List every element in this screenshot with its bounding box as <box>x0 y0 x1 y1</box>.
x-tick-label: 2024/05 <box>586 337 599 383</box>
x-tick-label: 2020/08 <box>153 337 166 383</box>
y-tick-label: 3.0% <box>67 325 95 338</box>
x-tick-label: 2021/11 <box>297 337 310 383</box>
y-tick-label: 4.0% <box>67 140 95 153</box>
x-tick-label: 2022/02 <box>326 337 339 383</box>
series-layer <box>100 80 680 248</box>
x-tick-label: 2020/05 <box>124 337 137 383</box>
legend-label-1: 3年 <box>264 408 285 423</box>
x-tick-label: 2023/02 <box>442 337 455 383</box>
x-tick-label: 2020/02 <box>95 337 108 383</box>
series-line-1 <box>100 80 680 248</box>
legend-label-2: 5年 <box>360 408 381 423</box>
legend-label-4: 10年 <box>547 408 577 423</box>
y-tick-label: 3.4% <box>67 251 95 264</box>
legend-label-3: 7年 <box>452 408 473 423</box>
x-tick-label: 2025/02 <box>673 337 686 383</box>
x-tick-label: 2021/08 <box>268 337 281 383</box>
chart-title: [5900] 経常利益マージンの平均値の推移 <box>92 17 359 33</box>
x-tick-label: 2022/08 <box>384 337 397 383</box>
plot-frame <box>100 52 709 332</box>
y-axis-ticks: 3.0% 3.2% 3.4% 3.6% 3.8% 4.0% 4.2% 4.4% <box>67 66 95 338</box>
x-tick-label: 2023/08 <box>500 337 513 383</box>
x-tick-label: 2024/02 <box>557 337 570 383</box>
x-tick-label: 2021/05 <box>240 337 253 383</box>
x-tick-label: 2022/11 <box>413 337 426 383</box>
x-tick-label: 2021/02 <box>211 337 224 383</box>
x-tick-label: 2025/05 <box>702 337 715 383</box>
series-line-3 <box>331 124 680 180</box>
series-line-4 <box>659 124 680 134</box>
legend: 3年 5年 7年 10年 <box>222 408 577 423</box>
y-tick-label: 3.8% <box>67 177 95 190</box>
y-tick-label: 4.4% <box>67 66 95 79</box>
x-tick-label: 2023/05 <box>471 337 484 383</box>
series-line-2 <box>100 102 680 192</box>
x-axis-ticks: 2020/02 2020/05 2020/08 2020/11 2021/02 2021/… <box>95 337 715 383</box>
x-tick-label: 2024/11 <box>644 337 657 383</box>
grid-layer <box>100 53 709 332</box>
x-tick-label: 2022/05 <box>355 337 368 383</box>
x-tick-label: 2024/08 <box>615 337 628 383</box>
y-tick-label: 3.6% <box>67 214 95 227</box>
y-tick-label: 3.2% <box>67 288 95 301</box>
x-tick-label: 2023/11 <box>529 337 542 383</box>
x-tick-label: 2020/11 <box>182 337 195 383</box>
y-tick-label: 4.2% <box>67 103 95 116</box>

> _Work to complete_: Could you copy out the records above, from the first line through the line with "legend-label-3: 7年 <box>452 408 473 423</box>", both ends included, character for character?

> _Response for this exercise_:
List every element in this screenshot with its bounding box as <box>x0 y0 x1 y1</box>.
x-tick-label: 2024/05 <box>586 337 599 383</box>
x-tick-label: 2020/08 <box>153 337 166 383</box>
y-tick-label: 3.0% <box>67 325 95 338</box>
x-tick-label: 2021/11 <box>297 337 310 383</box>
y-tick-label: 4.0% <box>67 140 95 153</box>
x-tick-label: 2022/02 <box>326 337 339 383</box>
series-layer <box>100 80 680 248</box>
x-tick-label: 2020/05 <box>124 337 137 383</box>
legend-label-1: 3年 <box>264 408 285 423</box>
x-tick-label: 2023/02 <box>442 337 455 383</box>
x-tick-label: 2020/02 <box>95 337 108 383</box>
series-line-1 <box>100 80 680 248</box>
legend-label-2: 5年 <box>360 408 381 423</box>
legend-label-4: 10年 <box>547 408 577 423</box>
y-tick-label: 3.4% <box>67 251 95 264</box>
legend-label-3: 7年 <box>452 408 473 423</box>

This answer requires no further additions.